▶ **Instruction**
Write out the data again exactly, skipping every picture.

Collection entries
_ _ _ _ _
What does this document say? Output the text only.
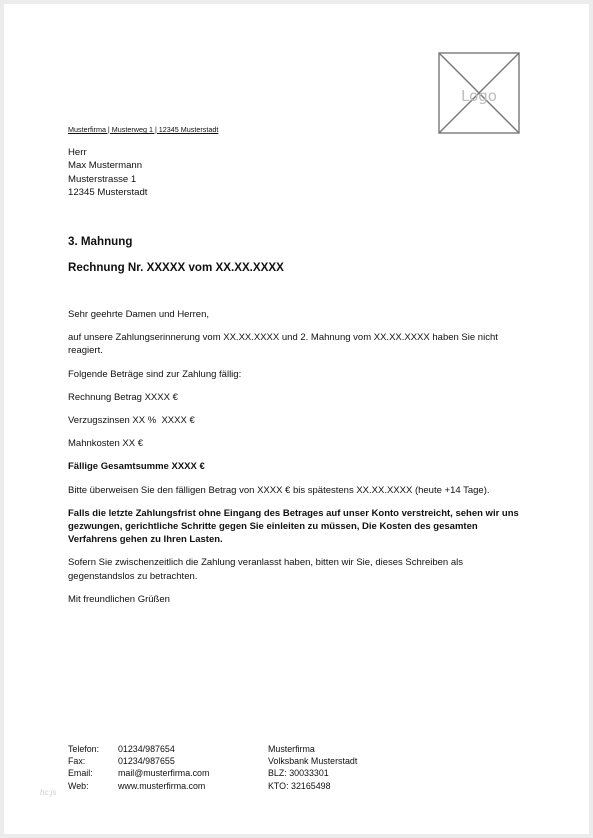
Logo
Musterfirma | Musterweg 1 | 12345 Musterstadt
Herr
Max Mustermann
Musterstrasse 1
12345 Musterstadt
3. Mahnung
Rechnung Nr. XXXXX vom XX.XX.XXXX

Sehr geehrte Damen und Herren,

auf unsere Zahlungserinnerung vom XX.XX.XXXX und 2. Mahnung vom XX.XX.XXXX haben Sie nicht reagiert.

Folgende Beträge sind zur Zahlung fällig:

Rechnung Betrag XXXX €

Verzugszinsen XX %  XXXX €

Mahnkosten XX €

Fällige Gesamtsumme XXXX €

Bitte überweisen Sie den fälligen Betrag von XXXX € bis spätestens XX.XX.XXXX (heute +14 Tage).

Falls die letzte Zahlungsfrist ohne Eingang des Betrages auf unser Konto verstreicht, sehen wir uns gezwungen, gerichtliche Schritte gegen Sie einleiten zu müssen, Die Kosten des gesamten Verfahrens gehen zu Ihren Lasten.

Sofern Sie zwischenzeitlich die Zahlung veranlasst haben, bitten wir Sie, dieses Schreiben als gegenstandslos zu betrachten.

Mit freundlichen Grüßen

Telefon:
Fax:
Email:
Web:
01234/987654
01234/987655
mail@musterfirma.com
www.musterfirma.com
Musterfirma
Volksbank Musterstadt
BLZ: 30033301
KTO: 32165498
hc:js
_ _ _ _ _
▶ **Answer to the task**
What does this document say? Output the text only.
Logo
Musterfirma | Musterweg 1 | 12345 Musterstadt
Herr
Max Mustermann
Musterstrasse 1
12345 Musterstadt
3. Mahnung
Rechnung Nr. XXXXX vom XX.XX.XXXX

Sehr geehrte Damen und Herren,

auf unsere Zahlungserinnerung vom XX.XX.XXXX und 2. Mahnung vom XX.XX.XXXX haben Sie nicht reagiert.

Folgende Beträge sind zur Zahlung fällig:

Rechnung Betrag XXXX €

Verzugszinsen XX %  XXXX €

Mahnkosten XX €

Fällige Gesamtsumme XXXX €

Bitte überweisen Sie den fälligen Betrag von XXXX € bis spätestens XX.XX.XXXX (heute +14 Tage).

Falls die letzte Zahlungsfrist ohne Eingang des Betrages auf unser Konto verstreicht, sehen wir uns gezwungen, gerichtliche Schritte gegen Sie einleiten zu müssen, Die Kosten des gesamten Verfahrens gehen zu Ihren Lasten.

Sofern Sie zwischenzeitlich die Zahlung veranlasst haben, bitten wir Sie, dieses Schreiben als gegenstandslos zu betrachten.

Mit freundlichen Grüßen

Telefon:
Fax:
Email:
Web:
01234/987654
01234/987655
mail@musterfirma.com
www.musterfirma.com
Musterfirma
Volksbank Musterstadt
BLZ: 30033301
KTO: 32165498
hc:js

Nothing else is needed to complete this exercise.